» **Your goal**:
Continue the theming architecture document from where it stops.

BEGIN Given text

Theming Architecture

This document describes the current iNiR theming pipeline at a high level.

Pipeline overview

The theming system has two big stages:

  1. Palette generation
  2. Target application

1. Palette generation

Inputs can come from:

  • wallpaper image
  • explicit seed color
  • manual preset theme
  • dark/light mode choice
  • palette type / scheme variant

Main generators today:

  • scripts/colors/switchwall.sh
  • scripts/colors/generate_colors_material.py
  • modules/common/ThemePresets.qml

Main generated artifacts today:

  • ~/.local/state/quickshell/user/generated/colors.json
  • ~/.local/state/quickshell/user/generated/material_colors.scss
  • ~/.local/state/quickshell/user/generated/palette.json
  • ~/.local/state/quickshell/user/generated/terminal.json
  • ~/.local/state/quickshell/user/generated/theme-meta.json

2. Target application

Target application consumes the generated artifacts and writes app-specific outputs.

Current orchestrators:

  • scripts/colors/applycolor.sh
  • scripts/colors/apply-targets.sh

Target metadata lives in:

  • scripts/colors/targets/*.json

Target implementations live in:

  • scripts/colors/modules/*.sh

Runtime authority

Important practical rule:

  • colors.json is the runtime shell/UI palette authority
  • material_colors.scss is still a compatibility input for terminal/editor targets
  • palette.json is the explicit shell palette contract for future target consumers
  • terminal.json is the explicit terminal palette contract for future target consumers
  • theme-meta.json carries generation metadata such as source, mode, scheme, and generator
  • generate_colors_material.py is the single authoritative palette generator — it handles both Material You color extraction AND template rendering (GTK, fuzzel, KDE, etc.)

Current state:

  • matugen has been removed as a dependency — all color generation and template rendering is handled by Python (materialyoucolor library + built-in template engine)
  • templates use {{colors.token.mode.hex}} syntax (compatible with former matugen templates)

END Given text
BEGIN Source data

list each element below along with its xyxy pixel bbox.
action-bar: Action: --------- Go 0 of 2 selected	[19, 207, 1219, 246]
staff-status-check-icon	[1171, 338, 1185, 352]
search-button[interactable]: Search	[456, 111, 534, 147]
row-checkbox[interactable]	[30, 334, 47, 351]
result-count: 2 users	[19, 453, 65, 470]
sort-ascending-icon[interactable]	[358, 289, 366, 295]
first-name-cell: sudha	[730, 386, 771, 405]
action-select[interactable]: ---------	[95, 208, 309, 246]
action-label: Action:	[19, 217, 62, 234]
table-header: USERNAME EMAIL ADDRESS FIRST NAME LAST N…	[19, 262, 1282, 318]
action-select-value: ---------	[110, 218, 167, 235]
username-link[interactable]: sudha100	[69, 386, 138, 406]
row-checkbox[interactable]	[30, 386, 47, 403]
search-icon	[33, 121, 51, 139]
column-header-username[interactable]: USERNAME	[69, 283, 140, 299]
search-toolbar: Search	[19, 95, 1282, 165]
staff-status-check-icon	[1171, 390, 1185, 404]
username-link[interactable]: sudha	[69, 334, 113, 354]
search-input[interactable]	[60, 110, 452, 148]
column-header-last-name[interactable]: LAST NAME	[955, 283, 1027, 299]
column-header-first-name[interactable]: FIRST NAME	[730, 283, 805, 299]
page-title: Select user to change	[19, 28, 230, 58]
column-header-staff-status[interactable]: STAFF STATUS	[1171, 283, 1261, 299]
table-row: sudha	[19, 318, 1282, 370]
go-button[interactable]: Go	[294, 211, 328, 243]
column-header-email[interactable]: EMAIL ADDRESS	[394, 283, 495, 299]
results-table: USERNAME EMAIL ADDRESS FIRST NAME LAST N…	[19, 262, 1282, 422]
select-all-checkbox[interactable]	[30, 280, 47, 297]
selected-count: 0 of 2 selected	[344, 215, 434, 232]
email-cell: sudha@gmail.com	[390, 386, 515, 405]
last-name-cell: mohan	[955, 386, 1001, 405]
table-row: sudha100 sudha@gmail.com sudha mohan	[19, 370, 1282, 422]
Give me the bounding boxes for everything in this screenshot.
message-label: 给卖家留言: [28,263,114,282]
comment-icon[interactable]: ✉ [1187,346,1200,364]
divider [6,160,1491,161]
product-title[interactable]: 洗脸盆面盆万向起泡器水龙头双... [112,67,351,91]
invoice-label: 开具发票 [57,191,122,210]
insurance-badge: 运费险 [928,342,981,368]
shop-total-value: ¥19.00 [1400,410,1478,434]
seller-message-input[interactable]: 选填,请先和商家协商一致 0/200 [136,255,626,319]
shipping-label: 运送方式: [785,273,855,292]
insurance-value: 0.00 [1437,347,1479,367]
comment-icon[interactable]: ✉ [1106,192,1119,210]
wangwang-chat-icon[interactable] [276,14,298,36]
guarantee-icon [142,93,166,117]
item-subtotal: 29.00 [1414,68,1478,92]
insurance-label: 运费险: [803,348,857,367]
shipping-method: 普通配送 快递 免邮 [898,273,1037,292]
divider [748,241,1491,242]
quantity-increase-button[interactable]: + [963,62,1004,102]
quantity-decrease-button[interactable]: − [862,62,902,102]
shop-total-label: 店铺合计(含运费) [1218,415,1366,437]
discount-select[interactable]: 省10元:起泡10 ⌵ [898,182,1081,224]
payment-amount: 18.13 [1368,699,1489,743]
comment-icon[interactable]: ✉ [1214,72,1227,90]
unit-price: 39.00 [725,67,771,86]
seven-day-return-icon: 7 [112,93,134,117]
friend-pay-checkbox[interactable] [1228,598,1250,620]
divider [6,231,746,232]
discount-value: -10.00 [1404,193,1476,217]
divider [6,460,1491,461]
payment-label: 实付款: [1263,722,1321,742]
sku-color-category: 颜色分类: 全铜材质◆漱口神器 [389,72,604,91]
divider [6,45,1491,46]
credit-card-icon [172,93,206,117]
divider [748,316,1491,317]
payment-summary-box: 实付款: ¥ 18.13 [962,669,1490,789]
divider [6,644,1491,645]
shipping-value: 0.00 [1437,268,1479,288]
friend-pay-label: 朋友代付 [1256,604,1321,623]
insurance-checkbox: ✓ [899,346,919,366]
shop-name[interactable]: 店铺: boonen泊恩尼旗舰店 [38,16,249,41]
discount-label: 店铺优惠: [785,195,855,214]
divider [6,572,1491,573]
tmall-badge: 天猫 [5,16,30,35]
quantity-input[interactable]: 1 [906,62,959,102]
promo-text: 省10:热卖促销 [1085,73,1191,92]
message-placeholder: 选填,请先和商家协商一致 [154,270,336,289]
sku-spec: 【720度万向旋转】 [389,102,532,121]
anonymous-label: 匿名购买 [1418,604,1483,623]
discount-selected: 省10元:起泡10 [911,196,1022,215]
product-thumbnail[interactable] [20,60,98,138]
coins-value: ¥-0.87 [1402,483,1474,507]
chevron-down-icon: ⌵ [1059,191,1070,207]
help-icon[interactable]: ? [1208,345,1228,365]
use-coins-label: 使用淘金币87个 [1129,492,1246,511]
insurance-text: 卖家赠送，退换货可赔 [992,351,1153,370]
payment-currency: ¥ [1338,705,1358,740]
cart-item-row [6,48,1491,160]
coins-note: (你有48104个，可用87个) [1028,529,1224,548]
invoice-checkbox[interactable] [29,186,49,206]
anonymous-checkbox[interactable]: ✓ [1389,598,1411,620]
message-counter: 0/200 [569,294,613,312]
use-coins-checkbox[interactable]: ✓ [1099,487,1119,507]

END Source data

» **Response area**:
  • template manifest: defaults/matugen/templates.json (declares input/output paths)
  • first shell/UI consumers now prefer palette.json and fall back to colors.json
  • terminal/editor generators and terminal escape-sequence application now prefer terminal.json + palette.json and keep material_colors.scss as compatibility fallback
  • browser mode detection now prefers theme-meta.json instead of scraping SCSS state
  • new scaffolded targets now default to palette.json as their declared input
  • the existing Go VSCode generator now also consumes terminal.json explicitly instead of relying only on SCSS for ANSI data
  • the editors target now has a small shared Go theming core used by both VSCode and OpenCode generators
  • the migration remains compatibility-first, not big-bang

Current target model

Each target manifest declares:

  • id
  • label
  • module
  • category
  • inputs
  • description
  • optional configKey

This is the first compatibility slice of the modular system.

Near-term direction

The intended next improvements are:

  • stronger doctor checks per target
  • target scaffolding for new integrations
  • migrate target consumers from compatibility files toward the explicit generated contracts
  • cleaner separation between generate, apply, and reload

A compiled-language migration (Go themegen) is partially in place for some targets. See scripts/colors/system24_themegen/ for the current Go generator.